Objective: Retype each record shown below, leaving every character as it is.
· · ·
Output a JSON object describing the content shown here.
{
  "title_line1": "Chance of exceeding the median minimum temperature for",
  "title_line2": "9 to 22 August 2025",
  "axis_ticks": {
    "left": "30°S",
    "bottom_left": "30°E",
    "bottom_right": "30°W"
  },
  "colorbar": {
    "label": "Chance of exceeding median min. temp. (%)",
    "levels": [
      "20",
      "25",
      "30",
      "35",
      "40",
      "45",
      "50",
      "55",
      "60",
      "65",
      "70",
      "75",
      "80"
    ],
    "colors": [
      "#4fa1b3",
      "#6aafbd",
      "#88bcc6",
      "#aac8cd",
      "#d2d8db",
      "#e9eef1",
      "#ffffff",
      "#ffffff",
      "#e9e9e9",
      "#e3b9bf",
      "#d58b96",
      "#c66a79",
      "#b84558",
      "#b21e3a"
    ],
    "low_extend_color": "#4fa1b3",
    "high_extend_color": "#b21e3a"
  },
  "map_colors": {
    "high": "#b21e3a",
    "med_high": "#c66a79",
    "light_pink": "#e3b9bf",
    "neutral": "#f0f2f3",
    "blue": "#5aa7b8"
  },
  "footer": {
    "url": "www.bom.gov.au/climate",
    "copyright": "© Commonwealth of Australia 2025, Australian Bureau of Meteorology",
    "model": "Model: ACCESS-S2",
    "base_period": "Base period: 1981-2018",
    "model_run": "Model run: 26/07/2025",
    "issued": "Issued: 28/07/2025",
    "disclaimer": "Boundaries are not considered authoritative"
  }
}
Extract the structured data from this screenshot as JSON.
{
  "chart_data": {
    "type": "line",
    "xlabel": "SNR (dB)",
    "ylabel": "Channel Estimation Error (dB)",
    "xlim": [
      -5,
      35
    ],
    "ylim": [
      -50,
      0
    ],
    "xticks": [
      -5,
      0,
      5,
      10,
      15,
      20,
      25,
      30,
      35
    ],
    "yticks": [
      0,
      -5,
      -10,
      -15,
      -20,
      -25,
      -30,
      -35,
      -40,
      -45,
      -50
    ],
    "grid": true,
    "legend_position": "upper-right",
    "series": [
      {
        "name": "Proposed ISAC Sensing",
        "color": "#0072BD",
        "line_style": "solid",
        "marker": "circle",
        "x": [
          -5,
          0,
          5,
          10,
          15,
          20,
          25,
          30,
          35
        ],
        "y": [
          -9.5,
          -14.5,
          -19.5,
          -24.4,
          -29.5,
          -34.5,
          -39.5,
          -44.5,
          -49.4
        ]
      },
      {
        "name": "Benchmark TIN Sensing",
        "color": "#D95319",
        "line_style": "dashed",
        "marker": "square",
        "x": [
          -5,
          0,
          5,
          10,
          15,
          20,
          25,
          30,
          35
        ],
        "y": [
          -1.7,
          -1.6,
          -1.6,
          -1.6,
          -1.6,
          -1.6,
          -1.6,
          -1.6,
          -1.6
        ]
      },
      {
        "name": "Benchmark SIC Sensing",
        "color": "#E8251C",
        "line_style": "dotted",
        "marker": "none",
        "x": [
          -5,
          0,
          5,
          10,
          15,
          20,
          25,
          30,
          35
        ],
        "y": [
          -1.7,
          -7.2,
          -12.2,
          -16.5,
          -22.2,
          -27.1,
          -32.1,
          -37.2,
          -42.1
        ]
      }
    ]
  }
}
· · ·
Expected answer:
Output a JSON object describing the content shown here.
{
  "title_line1": "Chance of exceeding the median minimum temperature for",
  "title_line2": "9 to 22 August 2025",
  "axis_ticks": {
    "left": "30°S",
    "bottom_left": "30°E",
    "bottom_right": "30°W"
  },
  "colorbar": {
    "label": "Chance of exceeding median min. temp. (%)",
    "levels": [
      "20",
      "25",
      "30",
      "35",
      "40",
      "45",
      "50",
      "55",
      "60",
      "65",
      "70",
      "75",
      "80"
    ],
    "colors": [
      "#4fa1b3",
      "#6aafbd",
      "#88bcc6",
      "#aac8cd",
      "#d2d8db",
      "#e9eef1",
      "#ffffff",
      "#ffffff",
      "#e9e9e9",
      "#e3b9bf",
      "#d58b96",
      "#c66a79",
      "#b84558",
      "#b21e3a"
    ],
    "low_extend_color": "#4fa1b3",
    "high_extend_color": "#b21e3a"
  },
  "map_colors": {
    "high": "#b21e3a",
    "med_high": "#c66a79",
    "light_pink": "#e3b9bf",
    "neutral": "#f0f2f3",
    "blue": "#5aa7b8"
  },
  "footer": {
    "url": "www.bom.gov.au/climate",
    "copyright": "© Commonwealth of Australia 2025, Australian Bureau of Meteorology",
    "model": "Model: ACCESS-S2",
    "base_period": "Base period: 1981-2018",
    "model_run": "Model run: 26/07/2025",
    "issued": "Issued: 28/07/2025",
    "disclaimer": "Boundaries are not considered authoritative"
  }
}
Extract the structured data from this screenshot as JSON.
{
  "chart_data": {
    "type": "line",
    "xlabel": "SNR (dB)",
    "ylabel": "Channel Estimation Error (dB)",
    "xlim": [
      -5,
      35
    ],
    "ylim": [
      -50,
      0
    ],
    "xticks": [
      -5,
      0,
      5,
      10,
      15,
      20,
      25,
      30,
      35
    ],
    "yticks": [
      0,
      -5,
      -10,
      -15,
      -20,
      -25,
      -30,
      -35,
      -40,
      -45,
      -50
    ],
    "grid": true,
    "legend_position": "upper-right",
    "series": [
      {
        "name": "Proposed ISAC Sensing",
        "color": "#0072BD",
        "line_style": "solid",
        "marker": "circle",
        "x": [
          -5,
          0,
          5,
          10,
          15,
          20,
          25,
          30,
          35
        ],
        "y": [
          -9.5,
          -14.5,
          -19.5,
          -24.4,
          -29.5,
          -34.5,
          -39.5,
          -44.5,
          -49.4
        ]
      },
      {
        "name": "Benchmark TIN Sensing",
        "color": "#D95319",
        "line_style": "dashed",
        "marker": "square",
        "x": [
          -5,
          0,
          5,
          10,
          15,
          20,
          25,
          30,
          35
        ],
        "y": [
          -1.7,
          -1.6,
          -1.6,
          -1.6,
          -1.6,
          -1.6,
          -1.6,
          -1.6,
          -1.6
        ]
      },
      {
        "name": "Benchmark SIC Sensing",
        "color": "#E8251C",
        "line_style": "dotted",
        "marker": "none",
        "x": [
          -5,
          0,
          5,
          10,
          15,
          20,
          25,
          30,
          35
        ],
        "y": [
          -1.7,
          -7.2,
          -12.2,
          -16.5,
          -22.2,
          -27.1,
          -32.1,
          -37.2,
          -42.1
        ]
      }
    ]
  }
}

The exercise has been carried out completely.